**Task requirements:** Copy out every record below with complete accuracy.

**Records for this exercise:**
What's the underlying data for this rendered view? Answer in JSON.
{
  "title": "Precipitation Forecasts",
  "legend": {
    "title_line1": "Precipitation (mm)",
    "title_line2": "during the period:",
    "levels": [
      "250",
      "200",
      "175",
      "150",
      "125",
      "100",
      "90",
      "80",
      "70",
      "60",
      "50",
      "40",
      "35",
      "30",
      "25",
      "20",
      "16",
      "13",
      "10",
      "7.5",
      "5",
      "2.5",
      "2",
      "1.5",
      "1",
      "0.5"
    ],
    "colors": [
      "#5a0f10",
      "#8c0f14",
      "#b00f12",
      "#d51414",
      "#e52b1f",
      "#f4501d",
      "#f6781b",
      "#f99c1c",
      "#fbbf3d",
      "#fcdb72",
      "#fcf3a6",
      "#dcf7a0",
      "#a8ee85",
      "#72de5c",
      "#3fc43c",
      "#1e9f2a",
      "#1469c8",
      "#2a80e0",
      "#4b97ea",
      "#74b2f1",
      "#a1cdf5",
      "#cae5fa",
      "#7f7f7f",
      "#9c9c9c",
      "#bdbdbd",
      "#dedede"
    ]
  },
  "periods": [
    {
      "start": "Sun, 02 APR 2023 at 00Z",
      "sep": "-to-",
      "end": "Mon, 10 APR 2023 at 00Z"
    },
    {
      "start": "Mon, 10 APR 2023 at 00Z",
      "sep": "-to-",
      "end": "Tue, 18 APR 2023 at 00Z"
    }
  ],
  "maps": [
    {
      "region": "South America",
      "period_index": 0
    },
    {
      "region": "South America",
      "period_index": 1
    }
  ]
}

**The completed task:**
What's the underlying data for this rendered view? Answer in JSON.
{
  "title": "Precipitation Forecasts",
  "legend": {
    "title_line1": "Precipitation (mm)",
    "title_line2": "during the period:",
    "levels": [
      "250",
      "200",
      "175",
      "150",
      "125",
      "100",
      "90",
      "80",
      "70",
      "60",
      "50",
      "40",
      "35",
      "30",
      "25",
      "20",
      "16",
      "13",
      "10",
      "7.5",
      "5",
      "2.5",
      "2",
      "1.5",
      "1",
      "0.5"
    ],
    "colors": [
      "#5a0f10",
      "#8c0f14",
      "#b00f12",
      "#d51414",
      "#e52b1f",
      "#f4501d",
      "#f6781b",
      "#f99c1c",
      "#fbbf3d",
      "#fcdb72",
      "#fcf3a6",
      "#dcf7a0",
      "#a8ee85",
      "#72de5c",
      "#3fc43c",
      "#1e9f2a",
      "#1469c8",
      "#2a80e0",
      "#4b97ea",
      "#74b2f1",
      "#a1cdf5",
      "#cae5fa",
      "#7f7f7f",
      "#9c9c9c",
      "#bdbdbd",
      "#dedede"
    ]
  },
  "periods": [
    {
      "start": "Sun, 02 APR 2023 at 00Z",
      "sep": "-to-",
      "end": "Mon, 10 APR 2023 at 00Z"
    },
    {
      "start": "Mon, 10 APR 2023 at 00Z",
      "sep": "-to-",
      "end": "Tue, 18 APR 2023 at 00Z"
    }
  ],
  "maps": [
    {
      "region": "South America",
      "period_index": 0
    },
    {
      "region": "South America",
      "period_index": 1
    }
  ]
}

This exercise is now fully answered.